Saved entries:
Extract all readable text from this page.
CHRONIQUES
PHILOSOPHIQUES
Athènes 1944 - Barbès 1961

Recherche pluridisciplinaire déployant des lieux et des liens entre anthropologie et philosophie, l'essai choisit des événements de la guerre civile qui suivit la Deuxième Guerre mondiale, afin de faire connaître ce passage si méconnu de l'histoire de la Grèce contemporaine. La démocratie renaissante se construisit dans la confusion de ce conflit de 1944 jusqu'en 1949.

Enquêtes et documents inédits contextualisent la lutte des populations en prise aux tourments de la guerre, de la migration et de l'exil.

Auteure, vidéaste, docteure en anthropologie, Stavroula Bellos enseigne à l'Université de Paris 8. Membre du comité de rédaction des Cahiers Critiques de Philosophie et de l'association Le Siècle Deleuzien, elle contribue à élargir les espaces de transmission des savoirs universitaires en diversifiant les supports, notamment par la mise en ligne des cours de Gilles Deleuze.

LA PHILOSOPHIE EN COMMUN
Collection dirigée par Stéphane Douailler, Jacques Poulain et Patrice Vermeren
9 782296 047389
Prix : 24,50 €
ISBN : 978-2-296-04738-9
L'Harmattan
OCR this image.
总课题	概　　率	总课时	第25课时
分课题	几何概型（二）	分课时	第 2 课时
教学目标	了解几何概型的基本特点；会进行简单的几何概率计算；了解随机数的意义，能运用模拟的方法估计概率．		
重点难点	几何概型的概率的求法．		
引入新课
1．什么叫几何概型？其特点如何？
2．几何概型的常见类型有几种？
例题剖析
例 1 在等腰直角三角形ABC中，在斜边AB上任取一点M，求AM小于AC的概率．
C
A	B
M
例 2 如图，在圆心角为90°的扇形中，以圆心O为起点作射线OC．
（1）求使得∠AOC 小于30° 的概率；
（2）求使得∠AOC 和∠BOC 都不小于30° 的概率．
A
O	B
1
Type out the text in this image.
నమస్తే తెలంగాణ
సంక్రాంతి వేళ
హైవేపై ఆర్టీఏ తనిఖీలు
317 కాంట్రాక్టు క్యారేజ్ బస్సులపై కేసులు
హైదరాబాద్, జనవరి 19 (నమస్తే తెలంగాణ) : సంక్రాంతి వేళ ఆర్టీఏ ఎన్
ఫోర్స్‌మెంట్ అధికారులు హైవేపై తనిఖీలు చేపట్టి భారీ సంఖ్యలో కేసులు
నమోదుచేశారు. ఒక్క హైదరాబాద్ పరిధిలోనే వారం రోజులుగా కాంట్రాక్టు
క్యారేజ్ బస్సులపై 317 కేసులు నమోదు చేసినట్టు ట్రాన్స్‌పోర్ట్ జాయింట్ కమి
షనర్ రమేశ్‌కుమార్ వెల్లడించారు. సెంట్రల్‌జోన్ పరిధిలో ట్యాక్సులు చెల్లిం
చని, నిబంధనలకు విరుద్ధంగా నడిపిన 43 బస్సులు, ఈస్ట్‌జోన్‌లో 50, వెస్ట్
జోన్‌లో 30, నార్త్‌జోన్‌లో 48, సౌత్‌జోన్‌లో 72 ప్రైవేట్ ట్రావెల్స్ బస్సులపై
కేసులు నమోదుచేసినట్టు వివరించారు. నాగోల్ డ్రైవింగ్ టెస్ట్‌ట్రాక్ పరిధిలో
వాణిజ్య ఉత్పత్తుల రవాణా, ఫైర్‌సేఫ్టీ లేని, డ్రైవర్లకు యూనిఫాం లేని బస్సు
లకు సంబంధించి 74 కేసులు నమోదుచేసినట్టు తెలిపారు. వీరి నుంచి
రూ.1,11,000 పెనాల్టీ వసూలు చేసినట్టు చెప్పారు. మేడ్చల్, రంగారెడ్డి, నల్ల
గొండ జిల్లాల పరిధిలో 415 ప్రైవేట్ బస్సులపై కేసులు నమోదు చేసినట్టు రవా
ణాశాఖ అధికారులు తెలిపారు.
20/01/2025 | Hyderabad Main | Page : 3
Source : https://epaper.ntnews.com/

> [Goal] Extract from the data every line where "anthropologie" shows up.

> [Solution to this exercise]
Recherche pluridisciplinaire déployant des lieux et des liens entre anthropologie et philosophie, l'essai choisit des événements de la guerre civile qui suivit la Deuxième Guerre mondiale, afin de faire connaître ce passage si méconnu de l'histoire de la Grèce contemporaine. La démocratie renaissante se construisit dans la confusion de ce conflit de 1944 jusqu'en 1949.
Auteure, vidéaste, docteure en anthropologie, Stavroula Bellos enseigne à l'Université de Paris 8. Membre du comité de rédaction des Cahiers Critiques de Philosophie et de l'association Le Siècle Deleuzien, elle contribue à élargir les espaces de transmission des savoirs universitaires en diversifiant les supports, notamment par la mise en ligne des cours de Gilles Deleuze.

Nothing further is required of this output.